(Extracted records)
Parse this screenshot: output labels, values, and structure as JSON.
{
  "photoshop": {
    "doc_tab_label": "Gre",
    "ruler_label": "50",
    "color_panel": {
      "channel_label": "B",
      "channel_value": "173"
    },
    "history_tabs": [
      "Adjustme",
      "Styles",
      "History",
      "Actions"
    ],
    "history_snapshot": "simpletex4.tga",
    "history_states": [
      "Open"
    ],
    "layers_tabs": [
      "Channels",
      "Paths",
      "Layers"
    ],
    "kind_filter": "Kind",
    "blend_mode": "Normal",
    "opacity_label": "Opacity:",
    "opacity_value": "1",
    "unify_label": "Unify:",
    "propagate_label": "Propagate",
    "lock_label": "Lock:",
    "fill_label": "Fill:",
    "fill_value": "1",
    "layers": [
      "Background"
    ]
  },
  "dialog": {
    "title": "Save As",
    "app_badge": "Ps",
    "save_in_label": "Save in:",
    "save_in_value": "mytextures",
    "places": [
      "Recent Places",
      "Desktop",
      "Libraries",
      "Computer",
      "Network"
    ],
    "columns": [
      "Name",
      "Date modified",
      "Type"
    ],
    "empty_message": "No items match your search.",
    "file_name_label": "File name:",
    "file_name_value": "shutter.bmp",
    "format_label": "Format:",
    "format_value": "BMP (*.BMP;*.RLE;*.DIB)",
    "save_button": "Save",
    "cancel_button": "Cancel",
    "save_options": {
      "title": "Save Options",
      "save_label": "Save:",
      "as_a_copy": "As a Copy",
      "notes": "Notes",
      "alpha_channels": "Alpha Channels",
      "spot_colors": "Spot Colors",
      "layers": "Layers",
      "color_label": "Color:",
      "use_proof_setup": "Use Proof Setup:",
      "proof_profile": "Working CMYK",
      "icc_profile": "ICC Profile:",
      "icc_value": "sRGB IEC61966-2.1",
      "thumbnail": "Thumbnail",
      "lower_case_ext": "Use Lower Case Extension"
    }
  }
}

• What is asked:
Output every entry shown above, exactly.

• Exercise output:
Parse this screenshot: output labels, values, and structure as JSON.
{
  "photoshop": {
    "doc_tab_label": "Gre",
    "ruler_label": "50",
    "color_panel": {
      "channel_label": "B",
      "channel_value": "173"
    },
    "history_tabs": [
      "Adjustme",
      "Styles",
      "History",
      "Actions"
    ],
    "history_snapshot": "simpletex4.tga",
    "history_states": [
      "Open"
    ],
    "layers_tabs": [
      "Channels",
      "Paths",
      "Layers"
    ],
    "kind_filter": "Kind",
    "blend_mode": "Normal",
    "opacity_label": "Opacity:",
    "opacity_value": "1",
    "unify_label": "Unify:",
    "propagate_label": "Propagate",
    "lock_label": "Lock:",
    "fill_label": "Fill:",
    "fill_value": "1",
    "layers": [
      "Background"
    ]
  },
  "dialog": {
    "title": "Save As",
    "app_badge": "Ps",
    "save_in_label": "Save in:",
    "save_in_value": "mytextures",
    "places": [
      "Recent Places",
      "Desktop",
      "Libraries",
      "Computer",
      "Network"
    ],
    "columns": [
      "Name",
      "Date modified",
      "Type"
    ],
    "empty_message": "No items match your search.",
    "file_name_label": "File name:",
    "file_name_value": "shutter.bmp",
    "format_label": "Format:",
    "format_value": "BMP (*.BMP;*.RLE;*.DIB)",
    "save_button": "Save",
    "cancel_button": "Cancel",
    "save_options": {
      "title": "Save Options",
      "save_label": "Save:",
      "as_a_copy": "As a Copy",
      "notes": "Notes",
      "alpha_channels": "Alpha Channels",
      "spot_colors": "Spot Colors",
      "layers": "Layers",
      "color_label": "Color:",
      "use_proof_setup": "Use Proof Setup:",
      "proof_profile": "Working CMYK",
      "icc_profile": "ICC Profile:",
      "icc_value": "sRGB IEC61966-2.1",
      "thumbnail": "Thumbnail",
      "lower_case_ext": "Use Lower Case Extension"
    }
  }
}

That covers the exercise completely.